• EXERCISE: Locate every line below that contains the word "JSON" and copy it.

• RECORDS:
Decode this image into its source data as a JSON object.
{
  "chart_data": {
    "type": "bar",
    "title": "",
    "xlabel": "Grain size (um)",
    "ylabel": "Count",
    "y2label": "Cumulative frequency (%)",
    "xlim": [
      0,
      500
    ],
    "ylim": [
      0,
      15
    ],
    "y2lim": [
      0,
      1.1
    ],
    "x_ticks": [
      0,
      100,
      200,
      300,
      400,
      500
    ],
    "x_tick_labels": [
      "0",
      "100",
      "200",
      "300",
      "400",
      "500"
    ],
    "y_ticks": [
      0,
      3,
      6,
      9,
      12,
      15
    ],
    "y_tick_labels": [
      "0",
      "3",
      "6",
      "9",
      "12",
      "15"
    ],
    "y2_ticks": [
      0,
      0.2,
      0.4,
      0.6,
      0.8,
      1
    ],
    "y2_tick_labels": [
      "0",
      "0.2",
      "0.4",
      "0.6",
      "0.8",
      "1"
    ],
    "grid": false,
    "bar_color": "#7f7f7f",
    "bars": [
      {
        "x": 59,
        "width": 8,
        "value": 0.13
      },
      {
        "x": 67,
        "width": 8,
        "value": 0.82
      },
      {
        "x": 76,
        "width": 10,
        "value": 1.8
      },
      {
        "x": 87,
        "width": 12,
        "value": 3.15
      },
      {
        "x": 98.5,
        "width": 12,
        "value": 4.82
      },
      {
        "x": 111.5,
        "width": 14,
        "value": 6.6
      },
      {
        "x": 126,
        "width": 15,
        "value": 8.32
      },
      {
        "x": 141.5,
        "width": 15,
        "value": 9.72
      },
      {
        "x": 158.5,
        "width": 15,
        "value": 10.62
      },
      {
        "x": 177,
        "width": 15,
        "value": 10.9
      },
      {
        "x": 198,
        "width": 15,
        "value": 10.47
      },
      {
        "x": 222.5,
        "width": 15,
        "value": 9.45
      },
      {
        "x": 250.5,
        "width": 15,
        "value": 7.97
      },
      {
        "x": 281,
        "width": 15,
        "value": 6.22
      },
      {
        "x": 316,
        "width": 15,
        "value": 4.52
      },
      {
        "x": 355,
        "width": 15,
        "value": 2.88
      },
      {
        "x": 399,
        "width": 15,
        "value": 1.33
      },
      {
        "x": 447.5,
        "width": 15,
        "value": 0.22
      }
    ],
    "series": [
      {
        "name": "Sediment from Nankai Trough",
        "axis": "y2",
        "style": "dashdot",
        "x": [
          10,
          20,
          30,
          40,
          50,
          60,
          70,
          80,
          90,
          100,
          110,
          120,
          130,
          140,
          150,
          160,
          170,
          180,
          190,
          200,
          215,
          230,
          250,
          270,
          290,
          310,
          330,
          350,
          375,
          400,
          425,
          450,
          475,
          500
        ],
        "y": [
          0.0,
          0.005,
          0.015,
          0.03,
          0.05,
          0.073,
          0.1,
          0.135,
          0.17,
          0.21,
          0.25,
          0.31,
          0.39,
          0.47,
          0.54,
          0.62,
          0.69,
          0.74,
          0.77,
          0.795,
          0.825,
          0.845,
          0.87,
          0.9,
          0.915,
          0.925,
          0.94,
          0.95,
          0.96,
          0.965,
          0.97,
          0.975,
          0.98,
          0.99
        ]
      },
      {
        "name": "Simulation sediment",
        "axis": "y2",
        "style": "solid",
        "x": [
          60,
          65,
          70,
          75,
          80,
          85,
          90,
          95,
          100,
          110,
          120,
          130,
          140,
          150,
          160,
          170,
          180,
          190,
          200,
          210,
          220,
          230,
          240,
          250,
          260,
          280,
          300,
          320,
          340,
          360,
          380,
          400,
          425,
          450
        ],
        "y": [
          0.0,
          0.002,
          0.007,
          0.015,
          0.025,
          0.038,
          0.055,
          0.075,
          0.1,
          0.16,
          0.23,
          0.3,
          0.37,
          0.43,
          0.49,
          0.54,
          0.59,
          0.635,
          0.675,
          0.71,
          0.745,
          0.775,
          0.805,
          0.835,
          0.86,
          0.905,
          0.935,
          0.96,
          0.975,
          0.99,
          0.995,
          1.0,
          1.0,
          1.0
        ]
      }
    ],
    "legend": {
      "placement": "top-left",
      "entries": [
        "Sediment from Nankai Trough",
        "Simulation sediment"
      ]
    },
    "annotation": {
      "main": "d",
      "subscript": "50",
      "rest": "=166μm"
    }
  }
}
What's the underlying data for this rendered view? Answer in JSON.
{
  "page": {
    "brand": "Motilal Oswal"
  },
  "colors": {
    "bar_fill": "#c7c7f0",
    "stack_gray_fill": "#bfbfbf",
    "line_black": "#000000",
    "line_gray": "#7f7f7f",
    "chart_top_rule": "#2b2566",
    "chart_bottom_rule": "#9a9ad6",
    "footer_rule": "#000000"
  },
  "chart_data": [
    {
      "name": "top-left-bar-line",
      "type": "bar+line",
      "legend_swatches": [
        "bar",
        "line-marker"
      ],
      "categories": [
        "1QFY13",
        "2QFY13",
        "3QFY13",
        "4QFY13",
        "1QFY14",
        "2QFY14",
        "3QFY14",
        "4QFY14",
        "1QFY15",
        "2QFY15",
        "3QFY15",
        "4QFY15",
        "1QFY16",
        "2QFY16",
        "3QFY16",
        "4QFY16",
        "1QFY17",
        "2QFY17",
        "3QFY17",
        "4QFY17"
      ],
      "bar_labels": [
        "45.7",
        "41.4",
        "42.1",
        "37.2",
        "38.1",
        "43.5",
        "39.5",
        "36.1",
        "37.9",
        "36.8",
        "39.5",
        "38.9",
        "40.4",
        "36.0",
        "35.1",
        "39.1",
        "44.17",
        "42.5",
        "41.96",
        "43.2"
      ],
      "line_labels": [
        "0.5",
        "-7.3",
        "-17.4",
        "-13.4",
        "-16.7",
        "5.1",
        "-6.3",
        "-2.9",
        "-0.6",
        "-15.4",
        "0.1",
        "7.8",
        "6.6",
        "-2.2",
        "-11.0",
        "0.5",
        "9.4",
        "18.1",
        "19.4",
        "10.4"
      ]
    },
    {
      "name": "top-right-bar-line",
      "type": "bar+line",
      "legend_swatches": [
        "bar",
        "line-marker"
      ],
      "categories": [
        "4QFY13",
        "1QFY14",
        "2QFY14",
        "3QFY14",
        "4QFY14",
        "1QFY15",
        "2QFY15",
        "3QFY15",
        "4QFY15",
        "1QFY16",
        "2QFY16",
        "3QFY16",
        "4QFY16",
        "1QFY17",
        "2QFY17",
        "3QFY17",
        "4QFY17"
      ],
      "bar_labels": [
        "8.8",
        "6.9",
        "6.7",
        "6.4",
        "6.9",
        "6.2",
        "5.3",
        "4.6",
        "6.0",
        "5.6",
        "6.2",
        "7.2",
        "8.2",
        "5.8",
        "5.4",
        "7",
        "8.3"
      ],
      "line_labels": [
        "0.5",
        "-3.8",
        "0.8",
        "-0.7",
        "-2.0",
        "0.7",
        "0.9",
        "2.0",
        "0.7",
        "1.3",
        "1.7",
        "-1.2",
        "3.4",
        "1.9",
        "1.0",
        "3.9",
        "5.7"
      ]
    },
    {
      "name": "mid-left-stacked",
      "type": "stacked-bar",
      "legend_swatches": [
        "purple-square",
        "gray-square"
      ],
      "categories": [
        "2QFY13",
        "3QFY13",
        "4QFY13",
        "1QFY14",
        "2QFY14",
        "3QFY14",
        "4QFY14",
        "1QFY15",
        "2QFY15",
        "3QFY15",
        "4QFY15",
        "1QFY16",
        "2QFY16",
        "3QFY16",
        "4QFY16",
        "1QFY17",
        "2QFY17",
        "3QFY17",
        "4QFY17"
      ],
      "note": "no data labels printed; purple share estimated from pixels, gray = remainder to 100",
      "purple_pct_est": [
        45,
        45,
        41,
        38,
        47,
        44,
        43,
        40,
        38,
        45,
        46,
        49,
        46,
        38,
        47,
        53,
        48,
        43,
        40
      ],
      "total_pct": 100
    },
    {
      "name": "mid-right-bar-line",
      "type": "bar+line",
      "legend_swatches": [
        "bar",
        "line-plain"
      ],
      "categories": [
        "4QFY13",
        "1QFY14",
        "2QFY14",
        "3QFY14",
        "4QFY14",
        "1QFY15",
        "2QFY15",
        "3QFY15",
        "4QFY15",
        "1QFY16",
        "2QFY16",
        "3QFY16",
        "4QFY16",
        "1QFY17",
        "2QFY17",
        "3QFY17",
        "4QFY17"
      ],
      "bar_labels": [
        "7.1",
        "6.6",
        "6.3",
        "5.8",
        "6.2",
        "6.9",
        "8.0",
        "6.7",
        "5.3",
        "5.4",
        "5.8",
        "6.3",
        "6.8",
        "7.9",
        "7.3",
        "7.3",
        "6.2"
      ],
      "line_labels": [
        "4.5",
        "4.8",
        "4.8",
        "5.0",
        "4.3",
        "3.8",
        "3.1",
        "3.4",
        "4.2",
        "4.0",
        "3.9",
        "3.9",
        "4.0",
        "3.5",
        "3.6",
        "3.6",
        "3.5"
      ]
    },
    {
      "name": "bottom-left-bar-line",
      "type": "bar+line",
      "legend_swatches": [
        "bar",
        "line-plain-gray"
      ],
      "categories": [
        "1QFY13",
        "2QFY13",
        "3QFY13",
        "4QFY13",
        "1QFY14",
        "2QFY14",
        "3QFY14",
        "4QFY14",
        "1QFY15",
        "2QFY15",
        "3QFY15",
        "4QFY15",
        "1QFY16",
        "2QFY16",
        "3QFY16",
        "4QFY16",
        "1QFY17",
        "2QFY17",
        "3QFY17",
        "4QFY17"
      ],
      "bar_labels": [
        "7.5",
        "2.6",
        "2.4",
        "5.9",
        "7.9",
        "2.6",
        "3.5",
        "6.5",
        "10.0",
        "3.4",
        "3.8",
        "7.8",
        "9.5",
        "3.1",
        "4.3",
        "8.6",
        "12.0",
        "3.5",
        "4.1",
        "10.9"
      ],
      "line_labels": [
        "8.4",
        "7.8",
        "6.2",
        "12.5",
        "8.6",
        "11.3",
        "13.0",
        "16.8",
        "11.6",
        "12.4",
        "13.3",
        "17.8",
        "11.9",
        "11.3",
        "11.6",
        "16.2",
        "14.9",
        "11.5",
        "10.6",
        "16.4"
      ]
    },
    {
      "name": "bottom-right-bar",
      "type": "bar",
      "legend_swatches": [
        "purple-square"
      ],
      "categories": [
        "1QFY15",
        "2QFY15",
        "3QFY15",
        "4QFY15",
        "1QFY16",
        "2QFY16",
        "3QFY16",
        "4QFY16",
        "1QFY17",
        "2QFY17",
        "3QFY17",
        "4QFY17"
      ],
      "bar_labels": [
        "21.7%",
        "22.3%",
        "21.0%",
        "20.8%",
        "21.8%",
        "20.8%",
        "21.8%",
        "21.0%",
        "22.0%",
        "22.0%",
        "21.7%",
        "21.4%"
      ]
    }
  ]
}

• ANSWER IN FULL:
Decode this image into its source data as a JSON object.
What's the underlying data for this rendered view? Answer in JSON.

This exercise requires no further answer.